[Dataset excerpt]
== == ==

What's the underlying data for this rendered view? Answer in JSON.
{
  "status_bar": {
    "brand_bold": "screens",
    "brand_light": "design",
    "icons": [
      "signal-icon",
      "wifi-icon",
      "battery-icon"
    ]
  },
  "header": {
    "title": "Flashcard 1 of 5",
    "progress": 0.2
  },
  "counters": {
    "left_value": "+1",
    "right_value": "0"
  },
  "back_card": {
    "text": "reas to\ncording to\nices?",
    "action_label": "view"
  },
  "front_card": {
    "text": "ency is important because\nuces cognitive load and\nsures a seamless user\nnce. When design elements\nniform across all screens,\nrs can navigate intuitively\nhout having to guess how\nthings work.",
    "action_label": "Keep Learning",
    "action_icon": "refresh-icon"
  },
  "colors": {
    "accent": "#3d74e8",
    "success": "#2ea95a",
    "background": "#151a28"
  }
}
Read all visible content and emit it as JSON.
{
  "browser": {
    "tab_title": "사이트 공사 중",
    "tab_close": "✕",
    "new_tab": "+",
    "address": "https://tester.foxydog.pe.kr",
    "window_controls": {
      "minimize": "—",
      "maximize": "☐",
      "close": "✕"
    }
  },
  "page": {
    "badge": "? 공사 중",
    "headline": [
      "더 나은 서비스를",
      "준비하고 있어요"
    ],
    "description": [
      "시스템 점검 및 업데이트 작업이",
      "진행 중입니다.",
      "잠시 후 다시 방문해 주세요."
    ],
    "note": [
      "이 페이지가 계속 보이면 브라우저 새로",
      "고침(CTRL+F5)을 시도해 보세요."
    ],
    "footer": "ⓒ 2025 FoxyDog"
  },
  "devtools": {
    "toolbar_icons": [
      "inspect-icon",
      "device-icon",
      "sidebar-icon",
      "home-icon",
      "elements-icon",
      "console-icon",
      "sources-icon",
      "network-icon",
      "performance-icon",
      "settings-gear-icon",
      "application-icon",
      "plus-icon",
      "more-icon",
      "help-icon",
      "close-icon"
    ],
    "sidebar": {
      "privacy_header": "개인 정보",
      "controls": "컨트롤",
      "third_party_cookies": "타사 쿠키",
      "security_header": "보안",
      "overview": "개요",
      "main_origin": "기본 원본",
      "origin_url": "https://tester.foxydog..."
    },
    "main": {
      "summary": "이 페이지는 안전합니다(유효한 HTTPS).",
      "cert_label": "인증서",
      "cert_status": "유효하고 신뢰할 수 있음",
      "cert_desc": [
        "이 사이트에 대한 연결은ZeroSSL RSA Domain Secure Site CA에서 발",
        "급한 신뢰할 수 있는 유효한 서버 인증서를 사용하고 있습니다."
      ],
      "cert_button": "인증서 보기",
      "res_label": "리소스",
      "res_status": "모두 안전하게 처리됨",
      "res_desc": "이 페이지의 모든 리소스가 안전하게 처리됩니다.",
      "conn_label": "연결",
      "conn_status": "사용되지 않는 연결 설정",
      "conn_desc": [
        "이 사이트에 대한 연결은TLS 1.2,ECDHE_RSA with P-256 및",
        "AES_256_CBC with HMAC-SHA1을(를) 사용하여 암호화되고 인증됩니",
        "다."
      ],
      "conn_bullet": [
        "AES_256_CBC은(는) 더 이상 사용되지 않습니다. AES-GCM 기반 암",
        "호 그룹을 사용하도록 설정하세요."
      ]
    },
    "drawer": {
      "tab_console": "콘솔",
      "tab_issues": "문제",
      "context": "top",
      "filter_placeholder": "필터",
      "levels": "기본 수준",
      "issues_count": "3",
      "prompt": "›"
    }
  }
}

== == ==

Using the entries above, please restate each one word for word.

What's the underlying data for this rendered view? Answer in JSON.
{
  "status_bar": {
    "brand_bold": "screens",
    "brand_light": "design",
    "icons": [
      "signal-icon",
      "wifi-icon",
      "battery-icon"
    ]
  },
  "header": {
    "title": "Flashcard 1 of 5",
    "progress": 0.2
  },
  "counters": {
    "left_value": "+1",
    "right_value": "0"
  },
  "back_card": {
    "text": "reas to\ncording to\nices?",
    "action_label": "view"
  },
  "front_card": {
    "text": "ency is important because\nuces cognitive load and\nsures a seamless user\nnce. When design elements\nniform across all screens,\nrs can navigate intuitively\nhout having to guess how\nthings work.",
    "action_label": "Keep Learning",
    "action_icon": "refresh-icon"
  },
  "colors": {
    "accent": "#3d74e8",
    "success": "#2ea95a",
    "background": "#151a28"
  }
}
Read all visible content and emit it as JSON.
{
  "browser": {
    "tab_title": "사이트 공사 중",
    "tab_close": "✕",
    "new_tab": "+",
    "address": "https://tester.foxydog.pe.kr",
    "window_controls": {
      "minimize": "—",
      "maximize": "☐",
      "close": "✕"
    }
  },
  "page": {
    "badge": "? 공사 중",
    "headline": [
      "더 나은 서비스를",
      "준비하고 있어요"
    ],
    "description": [
      "시스템 점검 및 업데이트 작업이",
      "진행 중입니다.",
      "잠시 후 다시 방문해 주세요."
    ],
    "note": [
      "이 페이지가 계속 보이면 브라우저 새로",
      "고침(CTRL+F5)을 시도해 보세요."
    ],
    "footer": "ⓒ 2025 FoxyDog"
  },
  "devtools": {
    "toolbar_icons": [
      "inspect-icon",
      "device-icon",
      "sidebar-icon",
      "home-icon",
      "elements-icon",
      "console-icon",
      "sources-icon",
      "network-icon",
      "performance-icon",
      "settings-gear-icon",
      "application-icon",
      "plus-icon",
      "more-icon",
      "help-icon",
      "close-icon"
    ],
    "sidebar": {
      "privacy_header": "개인 정보",
      "controls": "컨트롤",
      "third_party_cookies": "타사 쿠키",
      "security_header": "보안",
      "overview": "개요",
      "main_origin": "기본 원본",
      "origin_url": "https://tester.foxydog..."
    },
    "main": {
      "summary": "이 페이지는 안전합니다(유효한 HTTPS).",
      "cert_label": "인증서",
      "cert_status": "유효하고 신뢰할 수 있음",
      "cert_desc": [
        "이 사이트에 대한 연결은ZeroSSL RSA Domain Secure Site CA에서 발",
        "급한 신뢰할 수 있는 유효한 서버 인증서를 사용하고 있습니다."
      ],
      "cert_button": "인증서 보기",
      "res_label": "리소스",
      "res_status": "모두 안전하게 처리됨",
      "res_desc": "이 페이지의 모든 리소스가 안전하게 처리됩니다.",
      "conn_label": "연결",
      "conn_status": "사용되지 않는 연결 설정",
      "conn_desc": [
        "이 사이트에 대한 연결은TLS 1.2,ECDHE_RSA with P-256 및",
        "AES_256_CBC with HMAC-SHA1을(를) 사용하여 암호화되고 인증됩니",
        "다."
      ],
      "conn_bullet": [
        "AES_256_CBC은(는) 더 이상 사용되지 않습니다. AES-GCM 기반 암",
        "호 그룹을 사용하도록 설정하세요."
      ]
    },
    "drawer": {
      "tab_console": "콘솔",
      "tab_issues": "문제",
      "context": "top",
      "filter_placeholder": "필터",
      "levels": "기본 수준",
      "issues_count": "3",
      "prompt": "›"
    }
  }
}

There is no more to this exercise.